> Requirement:
Collect all lines from the records below that include the word "wval".

Start of Extracted information

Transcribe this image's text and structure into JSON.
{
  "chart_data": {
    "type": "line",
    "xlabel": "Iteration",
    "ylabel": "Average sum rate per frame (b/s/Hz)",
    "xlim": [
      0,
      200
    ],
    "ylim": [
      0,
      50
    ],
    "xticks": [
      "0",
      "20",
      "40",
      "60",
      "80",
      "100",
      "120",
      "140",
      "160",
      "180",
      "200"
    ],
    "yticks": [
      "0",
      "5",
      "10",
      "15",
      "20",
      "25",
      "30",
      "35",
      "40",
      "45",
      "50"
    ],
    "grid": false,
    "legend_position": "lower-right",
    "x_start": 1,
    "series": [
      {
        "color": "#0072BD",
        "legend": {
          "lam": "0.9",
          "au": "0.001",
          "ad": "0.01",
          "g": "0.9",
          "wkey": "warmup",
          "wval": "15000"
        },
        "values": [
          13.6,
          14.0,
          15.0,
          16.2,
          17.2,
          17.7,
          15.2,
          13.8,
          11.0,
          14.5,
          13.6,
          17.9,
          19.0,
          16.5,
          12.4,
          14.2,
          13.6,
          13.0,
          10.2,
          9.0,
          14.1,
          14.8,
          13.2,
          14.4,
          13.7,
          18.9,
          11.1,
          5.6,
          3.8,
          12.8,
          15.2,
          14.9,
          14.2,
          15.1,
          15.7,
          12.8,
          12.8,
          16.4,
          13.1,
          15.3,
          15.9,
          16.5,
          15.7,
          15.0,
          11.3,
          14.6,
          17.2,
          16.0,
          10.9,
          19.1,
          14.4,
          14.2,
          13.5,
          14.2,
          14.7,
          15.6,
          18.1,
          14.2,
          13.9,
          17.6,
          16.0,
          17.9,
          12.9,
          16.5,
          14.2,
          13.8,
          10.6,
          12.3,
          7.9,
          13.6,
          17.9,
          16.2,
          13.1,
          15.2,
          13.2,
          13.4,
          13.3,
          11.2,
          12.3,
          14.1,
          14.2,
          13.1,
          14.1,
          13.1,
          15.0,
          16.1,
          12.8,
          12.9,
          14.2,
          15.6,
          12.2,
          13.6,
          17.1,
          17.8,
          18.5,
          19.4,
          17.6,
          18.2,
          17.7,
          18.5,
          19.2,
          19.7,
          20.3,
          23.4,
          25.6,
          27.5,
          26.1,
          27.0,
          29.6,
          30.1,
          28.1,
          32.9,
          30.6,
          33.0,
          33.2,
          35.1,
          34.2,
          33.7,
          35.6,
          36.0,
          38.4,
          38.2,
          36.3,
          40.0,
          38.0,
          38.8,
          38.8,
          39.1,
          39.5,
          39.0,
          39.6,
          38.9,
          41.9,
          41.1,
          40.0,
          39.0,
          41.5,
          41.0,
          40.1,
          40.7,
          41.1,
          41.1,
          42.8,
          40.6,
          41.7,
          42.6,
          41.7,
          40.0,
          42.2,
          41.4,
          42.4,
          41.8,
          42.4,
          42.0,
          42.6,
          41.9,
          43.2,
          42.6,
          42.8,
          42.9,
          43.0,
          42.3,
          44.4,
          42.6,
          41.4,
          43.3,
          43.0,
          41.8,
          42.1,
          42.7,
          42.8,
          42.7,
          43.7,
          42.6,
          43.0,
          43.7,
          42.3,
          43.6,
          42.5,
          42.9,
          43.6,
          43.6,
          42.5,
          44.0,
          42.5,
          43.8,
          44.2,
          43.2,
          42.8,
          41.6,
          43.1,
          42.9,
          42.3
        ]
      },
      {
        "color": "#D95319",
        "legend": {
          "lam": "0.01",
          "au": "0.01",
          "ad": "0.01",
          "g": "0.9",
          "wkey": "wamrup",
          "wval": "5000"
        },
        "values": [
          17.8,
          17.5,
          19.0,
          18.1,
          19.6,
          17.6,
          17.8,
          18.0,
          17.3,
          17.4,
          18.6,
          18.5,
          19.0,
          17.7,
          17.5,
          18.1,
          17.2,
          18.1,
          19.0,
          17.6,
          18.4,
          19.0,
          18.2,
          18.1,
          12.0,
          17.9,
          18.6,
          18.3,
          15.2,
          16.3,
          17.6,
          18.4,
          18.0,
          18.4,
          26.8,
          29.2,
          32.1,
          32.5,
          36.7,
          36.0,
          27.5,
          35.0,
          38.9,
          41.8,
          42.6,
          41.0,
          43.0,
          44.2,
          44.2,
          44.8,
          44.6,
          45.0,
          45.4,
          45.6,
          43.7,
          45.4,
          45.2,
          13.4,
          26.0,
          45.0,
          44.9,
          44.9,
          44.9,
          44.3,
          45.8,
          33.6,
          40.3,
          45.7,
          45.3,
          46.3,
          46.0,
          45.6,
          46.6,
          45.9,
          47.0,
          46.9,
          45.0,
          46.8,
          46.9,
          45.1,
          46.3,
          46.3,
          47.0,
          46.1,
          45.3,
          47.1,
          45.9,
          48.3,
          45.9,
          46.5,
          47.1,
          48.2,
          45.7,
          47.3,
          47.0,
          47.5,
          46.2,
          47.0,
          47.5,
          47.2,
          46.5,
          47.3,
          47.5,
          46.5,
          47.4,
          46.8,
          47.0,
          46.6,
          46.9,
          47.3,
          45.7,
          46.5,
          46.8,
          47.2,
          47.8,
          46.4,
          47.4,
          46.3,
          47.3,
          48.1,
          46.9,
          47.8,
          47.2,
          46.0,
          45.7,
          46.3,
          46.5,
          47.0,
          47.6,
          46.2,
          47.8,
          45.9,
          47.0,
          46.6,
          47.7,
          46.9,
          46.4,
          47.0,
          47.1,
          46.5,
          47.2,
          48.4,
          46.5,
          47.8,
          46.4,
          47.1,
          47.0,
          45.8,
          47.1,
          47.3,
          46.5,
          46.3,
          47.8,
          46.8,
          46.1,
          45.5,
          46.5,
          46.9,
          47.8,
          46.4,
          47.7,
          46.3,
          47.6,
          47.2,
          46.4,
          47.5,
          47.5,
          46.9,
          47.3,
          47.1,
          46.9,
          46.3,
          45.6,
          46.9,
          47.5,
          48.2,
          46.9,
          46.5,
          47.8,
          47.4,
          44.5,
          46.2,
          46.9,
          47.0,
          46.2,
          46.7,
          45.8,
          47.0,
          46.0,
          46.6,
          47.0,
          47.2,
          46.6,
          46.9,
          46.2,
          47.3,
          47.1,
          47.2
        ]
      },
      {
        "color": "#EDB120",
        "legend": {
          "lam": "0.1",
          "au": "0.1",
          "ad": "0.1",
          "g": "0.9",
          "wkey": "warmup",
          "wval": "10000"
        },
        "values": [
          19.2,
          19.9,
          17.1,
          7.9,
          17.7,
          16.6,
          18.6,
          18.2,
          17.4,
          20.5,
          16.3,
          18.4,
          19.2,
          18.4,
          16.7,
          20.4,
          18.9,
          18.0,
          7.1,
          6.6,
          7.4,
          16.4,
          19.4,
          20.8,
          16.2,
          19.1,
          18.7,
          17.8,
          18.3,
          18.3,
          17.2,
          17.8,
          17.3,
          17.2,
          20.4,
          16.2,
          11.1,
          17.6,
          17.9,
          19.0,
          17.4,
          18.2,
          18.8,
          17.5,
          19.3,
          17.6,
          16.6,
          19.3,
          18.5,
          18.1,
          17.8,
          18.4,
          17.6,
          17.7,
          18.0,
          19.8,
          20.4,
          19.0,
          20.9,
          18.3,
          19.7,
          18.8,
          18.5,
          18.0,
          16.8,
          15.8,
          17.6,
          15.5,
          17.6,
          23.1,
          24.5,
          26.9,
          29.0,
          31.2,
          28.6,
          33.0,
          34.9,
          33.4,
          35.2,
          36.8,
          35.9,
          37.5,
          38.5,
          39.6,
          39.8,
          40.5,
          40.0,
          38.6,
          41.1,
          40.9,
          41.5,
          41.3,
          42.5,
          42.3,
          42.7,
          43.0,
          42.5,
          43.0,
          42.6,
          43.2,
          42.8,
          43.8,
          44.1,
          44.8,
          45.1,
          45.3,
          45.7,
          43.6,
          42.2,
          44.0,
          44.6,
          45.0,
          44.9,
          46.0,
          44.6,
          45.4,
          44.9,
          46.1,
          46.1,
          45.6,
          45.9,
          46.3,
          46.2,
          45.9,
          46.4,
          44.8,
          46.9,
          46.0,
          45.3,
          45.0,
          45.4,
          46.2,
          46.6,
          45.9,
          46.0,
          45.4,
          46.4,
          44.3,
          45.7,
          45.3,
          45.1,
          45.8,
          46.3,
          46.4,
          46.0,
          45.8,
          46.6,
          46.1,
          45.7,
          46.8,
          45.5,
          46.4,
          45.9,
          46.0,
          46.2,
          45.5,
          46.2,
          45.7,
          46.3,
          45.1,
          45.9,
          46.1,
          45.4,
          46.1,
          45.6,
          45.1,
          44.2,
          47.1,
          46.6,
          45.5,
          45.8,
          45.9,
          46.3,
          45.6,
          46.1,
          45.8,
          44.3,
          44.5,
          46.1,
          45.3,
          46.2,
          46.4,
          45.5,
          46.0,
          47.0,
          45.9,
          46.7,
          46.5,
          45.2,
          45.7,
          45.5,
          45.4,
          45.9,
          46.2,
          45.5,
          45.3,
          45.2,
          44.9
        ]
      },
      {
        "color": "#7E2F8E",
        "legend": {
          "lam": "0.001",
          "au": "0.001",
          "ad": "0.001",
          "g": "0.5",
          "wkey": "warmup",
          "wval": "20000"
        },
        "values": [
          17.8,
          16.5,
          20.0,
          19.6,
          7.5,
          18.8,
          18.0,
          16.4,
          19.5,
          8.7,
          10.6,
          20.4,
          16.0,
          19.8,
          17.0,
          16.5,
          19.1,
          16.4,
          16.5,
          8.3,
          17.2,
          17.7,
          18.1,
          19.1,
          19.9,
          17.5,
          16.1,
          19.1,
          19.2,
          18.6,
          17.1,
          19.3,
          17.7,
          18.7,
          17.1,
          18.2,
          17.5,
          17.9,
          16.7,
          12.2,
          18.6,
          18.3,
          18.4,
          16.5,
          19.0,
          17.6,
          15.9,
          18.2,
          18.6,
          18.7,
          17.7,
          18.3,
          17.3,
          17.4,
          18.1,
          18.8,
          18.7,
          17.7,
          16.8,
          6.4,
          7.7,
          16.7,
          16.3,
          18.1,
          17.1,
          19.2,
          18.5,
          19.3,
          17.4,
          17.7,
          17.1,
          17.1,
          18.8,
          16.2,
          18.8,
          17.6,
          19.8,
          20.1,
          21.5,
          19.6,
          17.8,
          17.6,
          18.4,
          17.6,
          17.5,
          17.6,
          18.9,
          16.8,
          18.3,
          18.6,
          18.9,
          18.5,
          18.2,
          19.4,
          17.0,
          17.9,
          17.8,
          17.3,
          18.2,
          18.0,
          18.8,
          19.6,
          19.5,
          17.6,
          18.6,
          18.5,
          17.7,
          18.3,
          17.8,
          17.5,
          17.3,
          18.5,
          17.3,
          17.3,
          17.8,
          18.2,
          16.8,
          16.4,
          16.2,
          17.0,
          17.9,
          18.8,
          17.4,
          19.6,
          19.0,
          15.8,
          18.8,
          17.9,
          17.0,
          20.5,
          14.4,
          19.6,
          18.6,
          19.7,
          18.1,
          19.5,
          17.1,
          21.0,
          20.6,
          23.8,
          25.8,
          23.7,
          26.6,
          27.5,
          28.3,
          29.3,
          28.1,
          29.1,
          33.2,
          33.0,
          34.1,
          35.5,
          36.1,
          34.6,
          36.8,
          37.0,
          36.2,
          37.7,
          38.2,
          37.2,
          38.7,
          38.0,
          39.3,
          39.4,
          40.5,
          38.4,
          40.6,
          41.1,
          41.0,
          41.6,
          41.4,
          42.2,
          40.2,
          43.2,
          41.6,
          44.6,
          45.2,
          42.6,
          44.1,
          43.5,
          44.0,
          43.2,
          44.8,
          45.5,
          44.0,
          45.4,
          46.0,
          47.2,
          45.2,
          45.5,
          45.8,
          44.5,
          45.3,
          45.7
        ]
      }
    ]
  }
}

End of Extracted information

> The result:
          "wval": "15000"
          "wval": "5000"
          "wval": "10000"
          "wval": "20000"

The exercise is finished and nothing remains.